Written problem » Please write the next part of the pull request description for the redis-ha chart, picking up after its final sentence.

##### Document segment

This provides native redis management, failover, and election
This also removes dependencies on very specific redis images thus allowing for use of any redis images. All init scripting is now managed from a configmap within this chart.
Which issue this PR fixes (optional, in
fixes #<issue number>(, fixes #<issue_number>, ...)
format, will close that issue when PR gets merged): fixes #fixes #5441, fixes #3197, fixes #3403, fixes #2780, fixes #8240, fixes #8062, fixes #7968
Special notes for your reviewer:
Clarification edit:
~~
From my understanding of the redis-ha chart in its current state, it uses docker images built from the repo here https://github.com/smileisak/docker-images/tree/master/redis/alpine which uses an assortment of scripts to update labels, find master/slaves, and start elections/promotions via kubectl commands, which require the appropriate roles and accounts to function in a typical RBAC enabled environment. Which is super cool in theory but has been the source of many issues (multiple masters being labeled and no failover as the primary ones I personally encountered)

##########
##### Record extracts

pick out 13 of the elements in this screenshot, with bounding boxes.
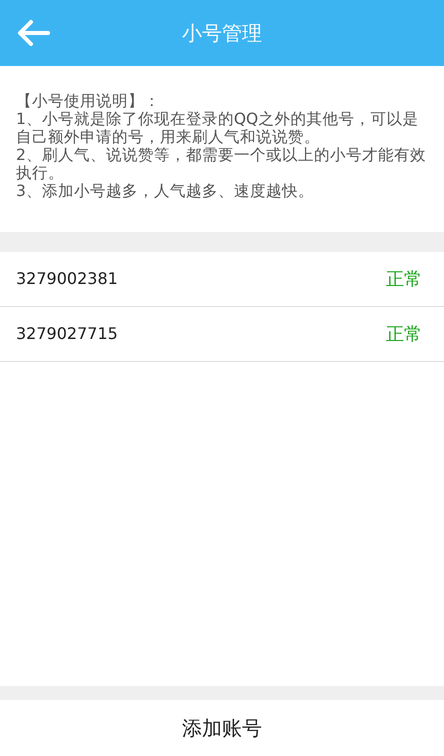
instruction-text: 【小号使用说明】： bbox=[16, 92, 161, 110]
account-status: 正常 bbox=[386, 322, 422, 346]
account-status: 正常 bbox=[386, 268, 422, 292]
account-row[interactable]: 3279002381 正常 bbox=[0, 252, 444, 307]
instruction-text: 3、添加小号越多，人气越多、速度越快。 bbox=[16, 182, 315, 200]
back-button[interactable] bbox=[16, 19, 50, 47]
page-title: 小号管理 bbox=[182, 21, 262, 45]
instruction-text: 1、小号就是除了你现在登录的QQ之外的其他号，可以是自己额外申请的号，用来刷人气和说说赞。 bbox=[16, 110, 420, 146]
account-number: 3279027715 bbox=[16, 323, 118, 345]
instruction-text: 2、刷人气、说说赞等，都需要一个或以上的小号才能有效执行。 bbox=[16, 146, 426, 182]
account-row[interactable]: 3279027715 正常 bbox=[0, 307, 444, 362]
account-number: 3279002381 bbox=[16, 268, 118, 290]
back-arrow-icon bbox=[16, 19, 50, 47]
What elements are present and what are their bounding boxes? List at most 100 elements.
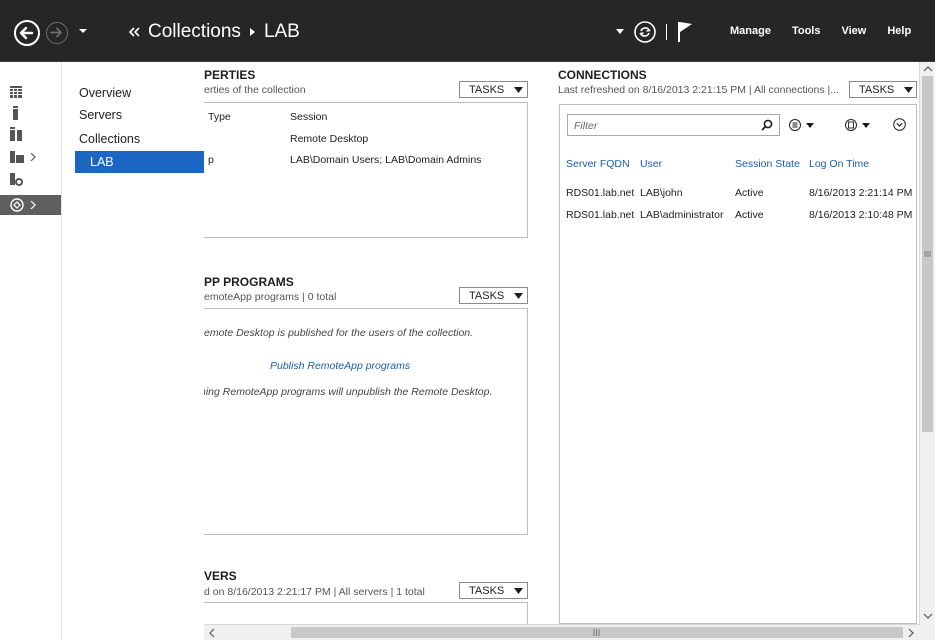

##########

Final result »
The approach I took in this refactor is more of a redis native approach where I tried to remove much of the complexity of the scripts and allow all the election/promotion to be done through the redis-sentinels with a small init script hosted here as a configmap. I feel like this also makes it easier to maintain this chart and allows it to be more dynamic as it can be used with the official redis image or any image really. While I don't think it's perfect, I think this puts the chart in much more of a stable category than it's current state.
As a result I removed RBAC roles and accounts however if they are necessary for other aspects that I did not encounter or immediately see please feel free to point it out.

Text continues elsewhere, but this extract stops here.